Source material
· · · · ·

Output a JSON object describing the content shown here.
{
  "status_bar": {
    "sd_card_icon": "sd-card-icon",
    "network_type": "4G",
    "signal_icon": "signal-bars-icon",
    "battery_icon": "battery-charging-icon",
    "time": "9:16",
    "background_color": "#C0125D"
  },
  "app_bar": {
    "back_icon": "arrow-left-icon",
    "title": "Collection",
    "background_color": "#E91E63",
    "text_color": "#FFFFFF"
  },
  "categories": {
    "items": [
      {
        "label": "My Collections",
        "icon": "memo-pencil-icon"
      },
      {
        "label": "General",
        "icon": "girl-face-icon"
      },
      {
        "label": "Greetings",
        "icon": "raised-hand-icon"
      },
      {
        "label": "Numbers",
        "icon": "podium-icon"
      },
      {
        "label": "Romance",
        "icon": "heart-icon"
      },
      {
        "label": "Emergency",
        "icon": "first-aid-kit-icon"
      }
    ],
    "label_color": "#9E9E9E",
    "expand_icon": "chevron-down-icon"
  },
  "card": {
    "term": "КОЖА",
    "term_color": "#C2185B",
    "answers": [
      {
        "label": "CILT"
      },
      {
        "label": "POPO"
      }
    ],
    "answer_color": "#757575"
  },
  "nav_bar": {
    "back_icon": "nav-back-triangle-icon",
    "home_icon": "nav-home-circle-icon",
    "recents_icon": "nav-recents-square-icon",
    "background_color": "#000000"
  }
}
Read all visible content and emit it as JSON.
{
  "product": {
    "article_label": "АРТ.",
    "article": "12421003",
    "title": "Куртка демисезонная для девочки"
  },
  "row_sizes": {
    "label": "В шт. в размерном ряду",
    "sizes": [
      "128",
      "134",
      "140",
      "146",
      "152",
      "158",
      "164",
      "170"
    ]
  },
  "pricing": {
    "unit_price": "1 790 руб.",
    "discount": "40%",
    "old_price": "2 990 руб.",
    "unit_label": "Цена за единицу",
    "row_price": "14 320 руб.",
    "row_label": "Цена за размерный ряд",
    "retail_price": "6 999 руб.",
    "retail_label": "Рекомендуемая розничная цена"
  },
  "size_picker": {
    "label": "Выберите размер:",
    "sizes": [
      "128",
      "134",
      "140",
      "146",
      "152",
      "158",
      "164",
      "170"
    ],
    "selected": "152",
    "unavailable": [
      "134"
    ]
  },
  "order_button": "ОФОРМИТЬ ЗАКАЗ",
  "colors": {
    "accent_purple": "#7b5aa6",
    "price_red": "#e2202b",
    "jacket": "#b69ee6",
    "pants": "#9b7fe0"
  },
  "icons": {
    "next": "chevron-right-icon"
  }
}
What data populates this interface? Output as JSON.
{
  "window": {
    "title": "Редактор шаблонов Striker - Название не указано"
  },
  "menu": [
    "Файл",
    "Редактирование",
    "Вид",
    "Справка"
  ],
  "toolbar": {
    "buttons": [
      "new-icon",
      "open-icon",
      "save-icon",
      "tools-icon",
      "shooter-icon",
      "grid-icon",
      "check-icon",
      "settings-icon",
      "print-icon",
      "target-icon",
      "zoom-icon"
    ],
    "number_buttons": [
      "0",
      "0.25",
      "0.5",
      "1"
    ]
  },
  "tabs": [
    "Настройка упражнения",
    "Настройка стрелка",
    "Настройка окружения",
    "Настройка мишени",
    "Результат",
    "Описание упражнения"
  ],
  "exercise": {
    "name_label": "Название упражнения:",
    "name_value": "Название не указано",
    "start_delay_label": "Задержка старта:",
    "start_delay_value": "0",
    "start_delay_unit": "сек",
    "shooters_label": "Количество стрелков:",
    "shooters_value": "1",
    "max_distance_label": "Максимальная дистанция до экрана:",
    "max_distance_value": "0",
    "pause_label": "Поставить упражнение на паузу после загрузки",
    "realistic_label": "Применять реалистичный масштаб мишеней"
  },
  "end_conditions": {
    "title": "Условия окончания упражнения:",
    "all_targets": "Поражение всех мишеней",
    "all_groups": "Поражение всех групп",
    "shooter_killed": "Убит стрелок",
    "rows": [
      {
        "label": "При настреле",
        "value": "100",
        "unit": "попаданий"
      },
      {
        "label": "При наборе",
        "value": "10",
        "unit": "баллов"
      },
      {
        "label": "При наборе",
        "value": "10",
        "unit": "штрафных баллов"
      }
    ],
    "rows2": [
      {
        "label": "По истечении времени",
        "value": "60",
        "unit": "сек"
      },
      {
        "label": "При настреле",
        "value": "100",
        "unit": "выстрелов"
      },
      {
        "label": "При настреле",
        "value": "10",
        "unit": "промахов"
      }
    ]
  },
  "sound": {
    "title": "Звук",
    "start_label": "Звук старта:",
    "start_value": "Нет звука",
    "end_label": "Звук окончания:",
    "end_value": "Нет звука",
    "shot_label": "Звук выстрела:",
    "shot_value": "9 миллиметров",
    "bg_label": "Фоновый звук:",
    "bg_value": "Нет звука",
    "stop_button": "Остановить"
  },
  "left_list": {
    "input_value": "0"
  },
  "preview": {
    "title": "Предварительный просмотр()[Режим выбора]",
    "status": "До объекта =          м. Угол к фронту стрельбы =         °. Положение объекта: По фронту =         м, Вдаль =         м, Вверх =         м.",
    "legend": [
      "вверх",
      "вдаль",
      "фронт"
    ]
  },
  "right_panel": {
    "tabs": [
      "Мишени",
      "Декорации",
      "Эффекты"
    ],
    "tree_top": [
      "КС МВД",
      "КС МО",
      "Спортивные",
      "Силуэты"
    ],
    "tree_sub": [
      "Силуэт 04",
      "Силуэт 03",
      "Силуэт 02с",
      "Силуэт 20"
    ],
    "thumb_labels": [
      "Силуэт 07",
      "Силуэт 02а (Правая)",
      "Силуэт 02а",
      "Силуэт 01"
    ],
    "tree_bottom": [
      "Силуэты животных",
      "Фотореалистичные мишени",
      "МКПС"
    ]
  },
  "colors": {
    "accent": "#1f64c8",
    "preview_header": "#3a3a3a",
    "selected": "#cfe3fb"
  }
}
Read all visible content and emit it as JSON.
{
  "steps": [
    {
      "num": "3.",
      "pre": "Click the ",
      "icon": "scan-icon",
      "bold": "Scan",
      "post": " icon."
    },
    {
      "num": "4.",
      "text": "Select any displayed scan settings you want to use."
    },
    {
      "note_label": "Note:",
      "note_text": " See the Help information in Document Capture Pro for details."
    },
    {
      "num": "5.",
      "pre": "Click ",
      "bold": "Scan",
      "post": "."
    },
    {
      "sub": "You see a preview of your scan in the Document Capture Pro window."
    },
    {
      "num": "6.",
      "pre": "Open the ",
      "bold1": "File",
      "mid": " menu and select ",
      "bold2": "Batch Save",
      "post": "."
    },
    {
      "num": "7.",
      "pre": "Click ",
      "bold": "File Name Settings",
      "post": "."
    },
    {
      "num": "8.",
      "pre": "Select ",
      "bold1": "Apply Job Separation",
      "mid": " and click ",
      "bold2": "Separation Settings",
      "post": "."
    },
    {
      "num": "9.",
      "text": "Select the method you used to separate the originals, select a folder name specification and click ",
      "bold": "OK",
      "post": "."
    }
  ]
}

· · · · ·

Exercise aim
Look over the records above and copy each line that includes the string "мишеней".

Task response
    "realistic_label": "Применять реалистичный масштаб мишеней"
    "all_targets": "Поражение всех мишеней",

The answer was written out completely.